-------- Supplied information --------
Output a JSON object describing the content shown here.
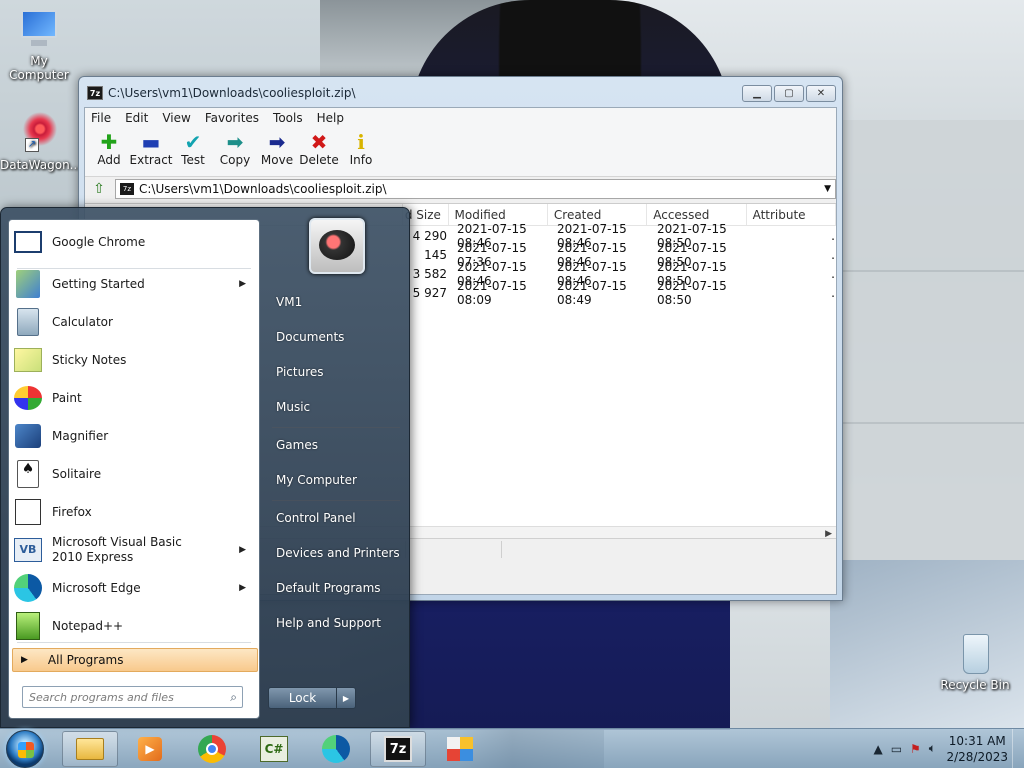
{
  "desktop": {
    "icons": [
      {
        "label": "My Computer"
      },
      {
        "label": "DataWagon..."
      },
      {
        "label": "Recycle Bin"
      }
    ]
  },
  "window": {
    "title": "C:\\Users\\vm1\\Downloads\\cooliesploit.zip\\",
    "menu": [
      "File",
      "Edit",
      "View",
      "Favorites",
      "Tools",
      "Help"
    ],
    "toolbar": [
      {
        "label": "Add",
        "icon": "plus-icon",
        "color": "#22a31a"
      },
      {
        "label": "Extract",
        "icon": "minus-icon",
        "color": "#1f3fb3"
      },
      {
        "label": "Test",
        "icon": "check-icon",
        "color": "#12a3b0"
      },
      {
        "label": "Copy",
        "icon": "double-arrow-icon",
        "color": "#1d8f8a"
      },
      {
        "label": "Move",
        "icon": "arrow-right-icon",
        "color": "#1a2a8f"
      },
      {
        "label": "Delete",
        "icon": "x-icon",
        "color": "#d01818"
      },
      {
        "label": "Info",
        "icon": "info-icon",
        "color": "#d8b400"
      }
    ],
    "address": "C:\\Users\\vm1\\Downloads\\cooliesploit.zip\\",
    "columns": [
      "d Size",
      "Modified",
      "Created",
      "Accessed",
      "Attribute"
    ],
    "rows": [
      {
        "size": "4 290",
        "modified": "2021-07-15 08:46",
        "created": "2021-07-15 08:46",
        "accessed": "2021-07-15 08:50",
        "attr": "."
      },
      {
        "size": "145",
        "modified": "2021-07-15 07:36",
        "created": "2021-07-15 08:46",
        "accessed": "2021-07-15 08:50",
        "attr": "."
      },
      {
        "size": "3 582",
        "modified": "2021-07-15 08:46",
        "created": "2021-07-15 08:46",
        "accessed": "2021-07-15 08:50",
        "attr": "."
      },
      {
        "size": "5 927",
        "modified": "2021-07-15 08:09",
        "created": "2021-07-15 08:49",
        "accessed": "2021-07-15 08:50",
        "attr": "."
      }
    ]
  },
  "start_menu": {
    "programs": [
      {
        "label": "Google Chrome",
        "icon": "chrome-icon",
        "submenu": false
      },
      {
        "label": "Getting Started",
        "icon": "getting-started-icon",
        "submenu": true
      },
      {
        "label": "Calculator",
        "icon": "calculator-icon",
        "submenu": false
      },
      {
        "label": "Sticky Notes",
        "icon": "sticky-notes-icon",
        "submenu": false
      },
      {
        "label": "Paint",
        "icon": "paint-icon",
        "submenu": false
      },
      {
        "label": "Magnifier",
        "icon": "magnifier-icon",
        "submenu": false
      },
      {
        "label": "Solitaire",
        "icon": "solitaire-icon",
        "submenu": false
      },
      {
        "label": "Firefox",
        "icon": "firefox-icon",
        "submenu": false
      },
      {
        "label": "Microsoft Visual Basic 2010 Express",
        "icon": "visual-basic-icon",
        "submenu": true
      },
      {
        "label": "Microsoft Edge",
        "icon": "edge-icon",
        "submenu": true
      },
      {
        "label": "Notepad++",
        "icon": "notepadpp-icon",
        "submenu": false
      }
    ],
    "all_programs": "All Programs",
    "search_placeholder": "Search programs and files",
    "right_links": [
      "VM1",
      "Documents",
      "Pictures",
      "Music",
      "Games",
      "My Computer",
      "Control Panel",
      "Devices and Printers",
      "Default Programs",
      "Help and Support"
    ],
    "lock_label": "Lock"
  },
  "taskbar": {
    "clock_time": "10:31 AM",
    "clock_date": "2/28/2023",
    "pinned": [
      {
        "name": "explorer-icon"
      },
      {
        "name": "media-player-icon"
      },
      {
        "name": "chrome-icon"
      },
      {
        "name": "csharp-icon",
        "label": "C#"
      },
      {
        "name": "edge-icon"
      },
      {
        "name": "7zip-icon",
        "label": "7z"
      },
      {
        "name": "windows-colors-icon"
      }
    ]
  }
}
--------
◆ **Exercise directions**
In your copy of the records, include no pictures; repeat everything else exactly.

◆ **Full solution**
Output a JSON object describing the content shown here.
{
  "desktop": {
    "icons": [
      {
        "label": "My Computer"
      },
      {
        "label": "DataWagon..."
      },
      {
        "label": "Recycle Bin"
      }
    ]
  },
  "window": {
    "title": "C:\\Users\\vm1\\Downloads\\cooliesploit.zip\\",
    "menu": [
      "File",
      "Edit",
      "View",
      "Favorites",
      "Tools",
      "Help"
    ],
    "toolbar": [
      {
        "label": "Add",
        "icon": "plus-icon",
        "color": "#22a31a"
      },
      {
        "label": "Extract",
        "icon": "minus-icon",
        "color": "#1f3fb3"
      },
      {
        "label": "Test",
        "icon": "check-icon",
        "color": "#12a3b0"
      },
      {
        "label": "Copy",
        "icon": "double-arrow-icon",
        "color": "#1d8f8a"
      },
      {
        "label": "Move",
        "icon": "arrow-right-icon",
        "color": "#1a2a8f"
      },
      {
        "label": "Delete",
        "icon": "x-icon",
        "color": "#d01818"
      },
      {
        "label": "Info",
        "icon": "info-icon",
        "color": "#d8b400"
      }
    ],
    "address": "C:\\Users\\vm1\\Downloads\\cooliesploit.zip\\",
    "columns": [
      "d Size",
      "Modified",
      "Created",
      "Accessed",
      "Attribute"
    ],
    "rows": [
      {
        "size": "4 290",
        "modified": "2021-07-15 08:46",
        "created": "2021-07-15 08:46",
        "accessed": "2021-07-15 08:50",
        "attr": "."
      },
      {
        "size": "145",
        "modified": "2021-07-15 07:36",
        "created": "2021-07-15 08:46",
        "accessed": "2021-07-15 08:50",
        "attr": "."
      },
      {
        "size": "3 582",
        "modified": "2021-07-15 08:46",
        "created": "2021-07-15 08:46",
        "accessed": "2021-07-15 08:50",
        "attr": "."
      },
      {
        "size": "5 927",
        "modified": "2021-07-15 08:09",
        "created": "2021-07-15 08:49",
        "accessed": "2021-07-15 08:50",
        "attr": "."
      }
    ]
  },
  "start_menu": {
    "programs": [
      {
        "label": "Google Chrome",
        "icon": "chrome-icon",
        "submenu": false
      },
      {
        "label": "Getting Started",
        "icon": "getting-started-icon",
        "submenu": true
      },
      {
        "label": "Calculator",
        "icon": "calculator-icon",
        "submenu": false
      },
      {
        "label": "Sticky Notes",
        "icon": "sticky-notes-icon",
        "submenu": false
      },
      {
        "label": "Paint",
        "icon": "paint-icon",
        "submenu": false
      },
      {
        "label": "Magnifier",
        "icon": "magnifier-icon",
        "submenu": false
      },
      {
        "label": "Solitaire",
        "icon": "solitaire-icon",
        "submenu": false
      },
      {
        "label": "Firefox",
        "icon": "firefox-icon",
        "submenu": false
      },
      {
        "label": "Microsoft Visual Basic 2010 Express",
        "icon": "visual-basic-icon",
        "submenu": true
      },
      {
        "label": "Microsoft Edge",
        "icon": "edge-icon",
        "submenu": true
      },
      {
        "label": "Notepad++",
        "icon": "notepadpp-icon",
        "submenu": false
      }
    ],
    "all_programs": "All Programs",
    "search_placeholder": "Search programs and files",
    "right_links": [
      "VM1",
      "Documents",
      "Pictures",
      "Music",
      "Games",
      "My Computer",
      "Control Panel",
      "Devices and Printers",
      "Default Programs",
      "Help and Support"
    ],
    "lock_label": "Lock"
  },
  "taskbar": {
    "clock_time": "10:31 AM",
    "clock_date": "2/28/2023",
    "pinned": [
      {
        "name": "explorer-icon"
      },
      {
        "name": "media-player-icon"
      },
      {
        "name": "chrome-icon"
      },
      {
        "name": "csharp-icon",
        "label": "C#"
      },
      {
        "name": "edge-icon"
      },
      {
        "name": "7zip-icon",
        "label": "7z"
      },
      {
        "name": "windows-colors-icon"
      }
    ]
  }
}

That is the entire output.